■ **EXERCISE TASK**: Reproduce the listing below verbatim.

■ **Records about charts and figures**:
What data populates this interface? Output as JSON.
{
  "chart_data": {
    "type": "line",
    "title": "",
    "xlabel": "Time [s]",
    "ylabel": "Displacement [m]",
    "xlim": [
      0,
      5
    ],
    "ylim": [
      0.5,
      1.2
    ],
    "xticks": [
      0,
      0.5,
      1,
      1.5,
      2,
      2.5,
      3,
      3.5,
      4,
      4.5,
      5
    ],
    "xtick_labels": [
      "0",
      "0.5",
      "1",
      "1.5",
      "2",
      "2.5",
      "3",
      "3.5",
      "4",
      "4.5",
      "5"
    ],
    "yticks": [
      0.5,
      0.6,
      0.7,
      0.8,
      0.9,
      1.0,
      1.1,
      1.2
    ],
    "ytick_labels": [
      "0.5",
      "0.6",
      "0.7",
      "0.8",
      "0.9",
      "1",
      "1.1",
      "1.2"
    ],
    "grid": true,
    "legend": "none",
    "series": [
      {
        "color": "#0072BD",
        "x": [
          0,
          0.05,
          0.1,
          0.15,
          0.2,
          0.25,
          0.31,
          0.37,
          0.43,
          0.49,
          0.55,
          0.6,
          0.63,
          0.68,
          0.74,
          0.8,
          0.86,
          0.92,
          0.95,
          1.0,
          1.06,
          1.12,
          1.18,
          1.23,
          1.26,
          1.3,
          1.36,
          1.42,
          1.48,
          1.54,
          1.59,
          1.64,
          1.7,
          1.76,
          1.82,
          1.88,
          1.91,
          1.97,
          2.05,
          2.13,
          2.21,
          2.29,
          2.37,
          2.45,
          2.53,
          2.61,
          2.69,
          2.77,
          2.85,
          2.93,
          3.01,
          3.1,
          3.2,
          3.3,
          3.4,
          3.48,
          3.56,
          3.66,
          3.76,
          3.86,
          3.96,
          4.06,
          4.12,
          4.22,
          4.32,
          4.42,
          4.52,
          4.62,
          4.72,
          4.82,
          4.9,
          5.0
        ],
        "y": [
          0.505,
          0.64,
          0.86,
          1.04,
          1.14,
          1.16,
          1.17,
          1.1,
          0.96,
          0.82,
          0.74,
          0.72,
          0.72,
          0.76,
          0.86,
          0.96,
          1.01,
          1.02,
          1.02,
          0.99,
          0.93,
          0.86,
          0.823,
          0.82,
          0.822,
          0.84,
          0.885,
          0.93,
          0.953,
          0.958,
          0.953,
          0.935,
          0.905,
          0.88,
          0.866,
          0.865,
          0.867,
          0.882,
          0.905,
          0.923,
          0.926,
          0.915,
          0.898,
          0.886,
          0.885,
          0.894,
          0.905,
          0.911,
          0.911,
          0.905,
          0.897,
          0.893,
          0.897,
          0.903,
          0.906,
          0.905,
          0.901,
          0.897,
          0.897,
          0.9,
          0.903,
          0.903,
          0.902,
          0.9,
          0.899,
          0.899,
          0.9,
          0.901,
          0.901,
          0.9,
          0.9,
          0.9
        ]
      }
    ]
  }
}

■ **TASK ANSWER**:
What data populates this interface? Output as JSON.
{
  "chart_data": {
    "type": "line",
    "title": "",
    "xlabel": "Time [s]",
    "ylabel": "Displacement [m]",
    "xlim": [
      0,
      5
    ],
    "ylim": [
      0.5,
      1.2
    ],
    "xticks": [
      0,
      0.5,
      1,
      1.5,
      2,
      2.5,
      3,
      3.5,
      4,
      4.5,
      5
    ],
    "xtick_labels": [
      "0",
      "0.5",
      "1",
      "1.5",
      "2",
      "2.5",
      "3",
      "3.5",
      "4",
      "4.5",
      "5"
    ],
    "yticks": [
      0.5,
      0.6,
      0.7,
      0.8,
      0.9,
      1.0,
      1.1,
      1.2
    ],
    "ytick_labels": [
      "0.5",
      "0.6",
      "0.7",
      "0.8",
      "0.9",
      "1",
      "1.1",
      "1.2"
    ],
    "grid": true,
    "legend": "none",
    "series": [
      {
        "color": "#0072BD",
        "x": [
          0,
          0.05,
          0.1,
          0.15,
          0.2,
          0.25,
          0.31,
          0.37,
          0.43,
          0.49,
          0.55,
          0.6,
          0.63,
          0.68,
          0.74,
          0.8,
          0.86,
          0.92,
          0.95,
          1.0,
          1.06,
          1.12,
          1.18,
          1.23,
          1.26,
          1.3,
          1.36,
          1.42,
          1.48,
          1.54,
          1.59,
          1.64,
          1.7,
          1.76,
          1.82,
          1.88,
          1.91,
          1.97,
          2.05,
          2.13,
          2.21,
          2.29,
          2.37,
          2.45,
          2.53,
          2.61,
          2.69,
          2.77,
          2.85,
          2.93,
          3.01,
          3.1,
          3.2,
          3.3,
          3.4,
          3.48,
          3.56,
          3.66,
          3.76,
          3.86,
          3.96,
          4.06,
          4.12,
          4.22,
          4.32,
          4.42,
          4.52,
          4.62,
          4.72,
          4.82,
          4.9,
          5.0
        ],
        "y": [
          0.505,
          0.64,
          0.86,
          1.04,
          1.14,
          1.16,
          1.17,
          1.1,
          0.96,
          0.82,
          0.74,
          0.72,
          0.72,
          0.76,
          0.86,
          0.96,
          1.01,
          1.02,
          1.02,
          0.99,
          0.93,
          0.86,
          0.823,
          0.82,
          0.822,
          0.84,
          0.885,
          0.93,
          0.953,
          0.958,
          0.953,
          0.935,
          0.905,
          0.88,
          0.866,
          0.865,
          0.867,
          0.882,
          0.905,
          0.923,
          0.926,
          0.915,
          0.898,
          0.886,
          0.885,
          0.894,
          0.905,
          0.911,
          0.911,
          0.905,
          0.897,
          0.893,
          0.897,
          0.903,
          0.906,
          0.905,
          0.901,
          0.897,
          0.897,
          0.9,
          0.903,
          0.903,
          0.902,
          0.9,
          0.899,
          0.899,
          0.9,
          0.901,
          0.901,
          0.9,
          0.9,
          0.9
        ]
      }
    ]
  }
}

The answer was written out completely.